<<<<

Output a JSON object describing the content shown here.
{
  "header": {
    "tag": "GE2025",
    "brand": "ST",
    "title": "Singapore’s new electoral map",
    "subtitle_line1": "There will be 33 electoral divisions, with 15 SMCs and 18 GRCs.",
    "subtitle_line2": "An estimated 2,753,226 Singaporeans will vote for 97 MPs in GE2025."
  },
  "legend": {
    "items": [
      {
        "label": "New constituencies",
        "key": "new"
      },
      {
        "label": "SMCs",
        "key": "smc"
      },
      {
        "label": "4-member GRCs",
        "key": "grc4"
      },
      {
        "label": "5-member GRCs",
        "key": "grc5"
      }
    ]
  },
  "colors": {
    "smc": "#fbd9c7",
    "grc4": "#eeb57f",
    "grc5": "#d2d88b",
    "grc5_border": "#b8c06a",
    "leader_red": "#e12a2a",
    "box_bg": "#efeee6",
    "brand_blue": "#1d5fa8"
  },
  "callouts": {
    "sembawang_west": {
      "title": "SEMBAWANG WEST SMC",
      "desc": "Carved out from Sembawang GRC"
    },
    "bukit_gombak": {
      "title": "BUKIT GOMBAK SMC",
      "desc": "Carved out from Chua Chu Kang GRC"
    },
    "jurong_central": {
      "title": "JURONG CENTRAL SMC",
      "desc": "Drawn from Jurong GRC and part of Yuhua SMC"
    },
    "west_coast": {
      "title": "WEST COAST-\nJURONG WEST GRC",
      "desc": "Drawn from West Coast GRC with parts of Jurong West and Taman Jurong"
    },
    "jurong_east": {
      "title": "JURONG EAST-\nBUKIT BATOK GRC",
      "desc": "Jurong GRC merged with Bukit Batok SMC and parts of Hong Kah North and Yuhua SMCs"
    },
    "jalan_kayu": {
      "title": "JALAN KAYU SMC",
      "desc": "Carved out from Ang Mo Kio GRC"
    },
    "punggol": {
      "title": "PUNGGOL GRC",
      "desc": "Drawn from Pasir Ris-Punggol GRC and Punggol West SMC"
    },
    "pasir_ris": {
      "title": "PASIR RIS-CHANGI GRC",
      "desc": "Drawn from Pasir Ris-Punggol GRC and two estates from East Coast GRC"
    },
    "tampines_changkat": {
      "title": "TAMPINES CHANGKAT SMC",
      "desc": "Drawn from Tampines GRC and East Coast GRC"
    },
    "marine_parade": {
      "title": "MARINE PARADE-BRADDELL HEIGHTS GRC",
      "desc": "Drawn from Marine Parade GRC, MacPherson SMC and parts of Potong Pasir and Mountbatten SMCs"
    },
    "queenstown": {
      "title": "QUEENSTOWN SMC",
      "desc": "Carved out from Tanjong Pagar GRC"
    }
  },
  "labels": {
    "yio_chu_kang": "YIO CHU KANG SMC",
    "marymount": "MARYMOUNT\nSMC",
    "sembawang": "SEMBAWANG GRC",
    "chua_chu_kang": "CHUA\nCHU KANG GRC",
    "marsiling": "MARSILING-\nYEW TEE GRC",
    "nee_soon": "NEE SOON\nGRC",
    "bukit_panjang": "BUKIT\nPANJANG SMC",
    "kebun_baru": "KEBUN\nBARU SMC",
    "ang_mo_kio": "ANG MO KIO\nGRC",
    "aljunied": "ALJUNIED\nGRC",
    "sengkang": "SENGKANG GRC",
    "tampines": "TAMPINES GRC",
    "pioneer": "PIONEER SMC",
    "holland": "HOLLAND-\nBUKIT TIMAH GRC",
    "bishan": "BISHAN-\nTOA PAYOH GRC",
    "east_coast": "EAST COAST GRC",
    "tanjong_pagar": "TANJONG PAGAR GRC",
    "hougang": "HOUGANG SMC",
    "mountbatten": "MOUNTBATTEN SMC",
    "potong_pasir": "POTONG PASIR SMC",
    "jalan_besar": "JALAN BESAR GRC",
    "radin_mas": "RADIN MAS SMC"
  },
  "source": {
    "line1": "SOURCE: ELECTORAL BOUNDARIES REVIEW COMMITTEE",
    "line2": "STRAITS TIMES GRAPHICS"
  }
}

>>>>

[Instructions for the task] Copy all lines from the entries that contain the word "SMCs".

[Written answer]
    "subtitle_line1": "There will be 33 electoral divisions, with 15 SMCs and 18 GRCs.",
        "label": "SMCs",
      "desc": "Jurong GRC merged with Bukit Batok SMC and parts of Hong Kah North and Yuhua SMCs"
      "desc": "Drawn from Marine Parade GRC, MacPherson SMC and parts of Potong Pasir and Mountbatten SMCs"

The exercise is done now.